• _THE DATA_:

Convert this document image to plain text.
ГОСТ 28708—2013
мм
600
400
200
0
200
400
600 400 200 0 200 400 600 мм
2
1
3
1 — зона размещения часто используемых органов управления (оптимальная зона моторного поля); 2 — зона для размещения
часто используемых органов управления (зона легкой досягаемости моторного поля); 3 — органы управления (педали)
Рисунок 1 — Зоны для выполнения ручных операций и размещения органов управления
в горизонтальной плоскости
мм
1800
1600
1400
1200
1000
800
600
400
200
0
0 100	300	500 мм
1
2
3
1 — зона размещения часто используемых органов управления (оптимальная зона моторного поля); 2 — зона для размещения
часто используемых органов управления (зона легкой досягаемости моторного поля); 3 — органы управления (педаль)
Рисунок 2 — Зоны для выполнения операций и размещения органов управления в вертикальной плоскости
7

• _WHAT YOU WILL DO_:
Each line above that holds the string "плоскости" should be copied and shown.

• _SOLUTION TO THE PROBLEM_:
в горизонтальной плоскости
Рисунок 2 — Зоны для выполнения операций и размещения органов управления в вертикальной плоскости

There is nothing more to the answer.